Records contained in a dataset:

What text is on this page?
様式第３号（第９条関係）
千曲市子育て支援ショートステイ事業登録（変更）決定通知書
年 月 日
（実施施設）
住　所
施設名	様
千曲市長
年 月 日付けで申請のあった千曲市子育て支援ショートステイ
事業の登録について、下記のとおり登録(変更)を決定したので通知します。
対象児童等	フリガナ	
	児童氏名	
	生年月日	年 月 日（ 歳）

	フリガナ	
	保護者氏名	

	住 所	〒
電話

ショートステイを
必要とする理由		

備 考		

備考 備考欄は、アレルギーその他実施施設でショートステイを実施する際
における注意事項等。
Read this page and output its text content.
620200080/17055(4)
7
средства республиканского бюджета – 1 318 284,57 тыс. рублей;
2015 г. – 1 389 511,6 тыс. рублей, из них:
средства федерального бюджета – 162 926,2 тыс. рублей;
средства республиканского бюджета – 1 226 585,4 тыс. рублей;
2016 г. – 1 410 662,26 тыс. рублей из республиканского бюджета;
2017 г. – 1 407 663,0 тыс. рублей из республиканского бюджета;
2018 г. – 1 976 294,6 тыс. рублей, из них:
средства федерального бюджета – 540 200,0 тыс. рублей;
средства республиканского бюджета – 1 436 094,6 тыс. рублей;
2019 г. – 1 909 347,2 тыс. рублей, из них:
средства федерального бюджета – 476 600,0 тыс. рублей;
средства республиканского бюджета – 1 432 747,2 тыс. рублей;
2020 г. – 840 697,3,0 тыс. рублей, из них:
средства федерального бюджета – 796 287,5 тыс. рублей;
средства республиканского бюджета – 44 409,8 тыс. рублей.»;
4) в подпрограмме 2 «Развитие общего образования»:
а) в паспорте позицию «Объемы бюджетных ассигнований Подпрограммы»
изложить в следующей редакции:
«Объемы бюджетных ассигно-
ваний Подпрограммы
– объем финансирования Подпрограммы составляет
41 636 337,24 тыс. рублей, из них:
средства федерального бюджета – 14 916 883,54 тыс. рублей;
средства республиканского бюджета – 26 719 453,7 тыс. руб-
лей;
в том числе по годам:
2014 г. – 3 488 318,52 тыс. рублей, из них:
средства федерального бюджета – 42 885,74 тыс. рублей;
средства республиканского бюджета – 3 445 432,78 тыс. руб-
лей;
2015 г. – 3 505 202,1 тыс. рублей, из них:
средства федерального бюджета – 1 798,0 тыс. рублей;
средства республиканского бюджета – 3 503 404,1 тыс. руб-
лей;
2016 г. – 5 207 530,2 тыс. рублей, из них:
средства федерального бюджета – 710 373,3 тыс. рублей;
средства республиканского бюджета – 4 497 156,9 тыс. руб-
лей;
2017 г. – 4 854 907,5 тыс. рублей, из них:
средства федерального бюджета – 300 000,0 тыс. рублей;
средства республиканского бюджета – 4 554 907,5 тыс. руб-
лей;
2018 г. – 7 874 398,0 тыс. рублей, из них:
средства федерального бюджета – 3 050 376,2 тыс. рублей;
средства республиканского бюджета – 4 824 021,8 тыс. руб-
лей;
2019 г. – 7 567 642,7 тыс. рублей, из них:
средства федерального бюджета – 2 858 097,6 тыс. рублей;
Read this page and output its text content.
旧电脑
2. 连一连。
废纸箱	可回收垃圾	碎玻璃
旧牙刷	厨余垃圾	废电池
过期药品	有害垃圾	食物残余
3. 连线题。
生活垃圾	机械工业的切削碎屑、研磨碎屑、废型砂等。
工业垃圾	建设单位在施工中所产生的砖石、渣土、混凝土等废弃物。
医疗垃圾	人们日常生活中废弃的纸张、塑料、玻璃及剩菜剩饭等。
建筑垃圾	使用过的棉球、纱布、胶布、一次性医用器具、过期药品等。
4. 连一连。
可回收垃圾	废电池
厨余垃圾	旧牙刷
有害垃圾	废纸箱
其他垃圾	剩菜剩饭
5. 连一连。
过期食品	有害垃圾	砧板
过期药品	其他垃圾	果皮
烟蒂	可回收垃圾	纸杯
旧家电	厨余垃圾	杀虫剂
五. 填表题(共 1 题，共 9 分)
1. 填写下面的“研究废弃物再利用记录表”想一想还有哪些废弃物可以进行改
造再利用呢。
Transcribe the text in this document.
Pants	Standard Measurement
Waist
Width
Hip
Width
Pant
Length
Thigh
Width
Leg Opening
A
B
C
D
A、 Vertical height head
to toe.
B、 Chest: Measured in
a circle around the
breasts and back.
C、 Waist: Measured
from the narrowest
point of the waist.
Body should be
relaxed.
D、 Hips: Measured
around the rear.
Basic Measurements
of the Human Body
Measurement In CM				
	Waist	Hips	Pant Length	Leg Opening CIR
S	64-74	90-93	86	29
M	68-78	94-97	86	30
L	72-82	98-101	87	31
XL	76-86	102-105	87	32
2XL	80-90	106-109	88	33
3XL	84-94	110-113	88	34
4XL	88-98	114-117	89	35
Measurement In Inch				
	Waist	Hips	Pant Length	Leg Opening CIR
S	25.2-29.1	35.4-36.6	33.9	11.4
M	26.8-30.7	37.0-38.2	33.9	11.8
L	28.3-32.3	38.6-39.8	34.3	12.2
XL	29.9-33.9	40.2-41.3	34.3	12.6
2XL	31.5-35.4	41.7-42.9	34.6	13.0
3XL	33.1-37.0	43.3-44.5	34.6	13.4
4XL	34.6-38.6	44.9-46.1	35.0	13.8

• GIVEN REQUEST:
From the records above, extract every entry verbatim.

• SOLVED EXERCISE:
What text is on this page?
様式第３号（第９条関係）
千曲市子育て支援ショートステイ事業登録（変更）決定通知書
年 月 日
（実施施設）
住　所
施設名	様
千曲市長
年 月 日付けで申請のあった千曲市子育て支援ショートステイ
事業の登録について、下記のとおり登録(変更)を決定したので通知します。
対象児童等	フリガナ	
	児童氏名	
	生年月日	年 月 日（ 歳）

	フリガナ	
	保護者氏名	

	住 所	〒
電話

ショートステイを
必要とする理由		

備 考		

備考 備考欄は、アレルギーその他実施施設でショートステイを実施する際
における注意事項等。
Read this page and output its text content.
620200080/17055(4)
7
средства республиканского бюджета – 1 318 284,57 тыс. рублей;
2015 г. – 1 389 511,6 тыс. рублей, из них:
средства федерального бюджета – 162 926,2 тыс. рублей;
средства республиканского бюджета – 1 226 585,4 тыс. рублей;
2016 г. – 1 410 662,26 тыс. рублей из республиканского бюджета;
2017 г. – 1 407 663,0 тыс. рублей из республиканского бюджета;
2018 г. – 1 976 294,6 тыс. рублей, из них:
средства федерального бюджета – 540 200,0 тыс. рублей;
средства республиканского бюджета – 1 436 094,6 тыс. рублей;
2019 г. – 1 909 347,2 тыс. рублей, из них:
средства федерального бюджета – 476 600,0 тыс. рублей;
средства республиканского бюджета – 1 432 747,2 тыс. рублей;
2020 г. – 840 697,3,0 тыс. рублей, из них:
средства федерального бюджета – 796 287,5 тыс. рублей;
средства республиканского бюджета – 44 409,8 тыс. рублей.»;
4) в подпрограмме 2 «Развитие общего образования»:
а) в паспорте позицию «Объемы бюджетных ассигнований Подпрограммы»
изложить в следующей редакции:
«Объемы бюджетных ассигно-
ваний Подпрограммы
– объем финансирования Подпрограммы составляет
41 636 337,24 тыс. рублей, из них:
средства федерального бюджета – 14 916 883,54 тыс. рублей;
средства республиканского бюджета – 26 719 453,7 тыс. руб-
лей;
в том числе по годам:
2014 г. – 3 488 318,52 тыс. рублей, из них:
средства федерального бюджета – 42 885,74 тыс. рублей;
средства республиканского бюджета – 3 445 432,78 тыс. руб-
лей;
2015 г. – 3 505 202,1 тыс. рублей, из них:
средства федерального бюджета – 1 798,0 тыс. рублей;
средства республиканского бюджета – 3 503 404,1 тыс. руб-
лей;
2016 г. – 5 207 530,2 тыс. рублей, из них:
средства федерального бюджета – 710 373,3 тыс. рублей;
средства республиканского бюджета – 4 497 156,9 тыс. руб-
лей;
2017 г. – 4 854 907,5 тыс. рублей, из них:
средства федерального бюджета – 300 000,0 тыс. рублей;
средства республиканского бюджета – 4 554 907,5 тыс. руб-
лей;
2018 г. – 7 874 398,0 тыс. рублей, из них:
средства федерального бюджета – 3 050 376,2 тыс. рублей;
средства республиканского бюджета – 4 824 021,8 тыс. руб-
лей;
2019 г. – 7 567 642,7 тыс. рублей, из них:
средства федерального бюджета – 2 858 097,6 тыс. рублей;
Read this page and output its text content.
旧电脑
2. 连一连。
废纸箱	可回收垃圾	碎玻璃
旧牙刷	厨余垃圾	废电池
过期药品	有害垃圾	食物残余
3. 连线题。
生活垃圾	机械工业的切削碎屑、研磨碎屑、废型砂等。
工业垃圾	建设单位在施工中所产生的砖石、渣土、混凝土等废弃物。
医疗垃圾	人们日常生活中废弃的纸张、塑料、玻璃及剩菜剩饭等。
建筑垃圾	使用过的棉球、纱布、胶布、一次性医用器具、过期药品等。
4. 连一连。
可回收垃圾	废电池
厨余垃圾	旧牙刷
有害垃圾	废纸箱
其他垃圾	剩菜剩饭
5. 连一连。
过期食品	有害垃圾	砧板
过期药品	其他垃圾	果皮
烟蒂	可回收垃圾	纸杯
旧家电	厨余垃圾	杀虫剂
五. 填表题(共 1 题，共 9 分)
1. 填写下面的“研究废弃物再利用记录表”想一想还有哪些废弃物可以进行改
造再利用呢。
Transcribe the text in this document.
Pants	Standard Measurement
Waist
Width
Hip
Width
Pant
Length
Thigh
Width
Leg Opening
A
B
C
D
A、 Vertical height head
to toe.
B、 Chest: Measured in
a circle around the
breasts and back.
C、 Waist: Measured
from the narrowest
point of the waist.
Body should be
relaxed.
D、 Hips: Measured
around the rear.
Basic Measurements
of the Human Body
Measurement In CM				
	Waist	Hips	Pant Length	Leg Opening CIR
S	64-74	90-93	86	29
M	68-78	94-97	86	30
L	72-82	98-101	87	31
XL	76-86	102-105	87	32
2XL	80-90	106-109	88	33
3XL	84-94	110-113	88	34
4XL	88-98	114-117	89	35
Measurement In Inch				
	Waist	Hips	Pant Length	Leg Opening CIR
S	25.2-29.1	35.4-36.6	33.9	11.4
M	26.8-30.7	37.0-38.2	33.9	11.8
L	28.3-32.3	38.6-39.8	34.3	12.2
XL	29.9-33.9	40.2-41.3	34.3	12.6
2XL	31.5-35.4	41.7-42.9	34.6	13.0
3XL	33.1-37.0	43.3-44.5	34.6	13.4
4XL	34.6-38.6	44.9-46.1	35.0	13.8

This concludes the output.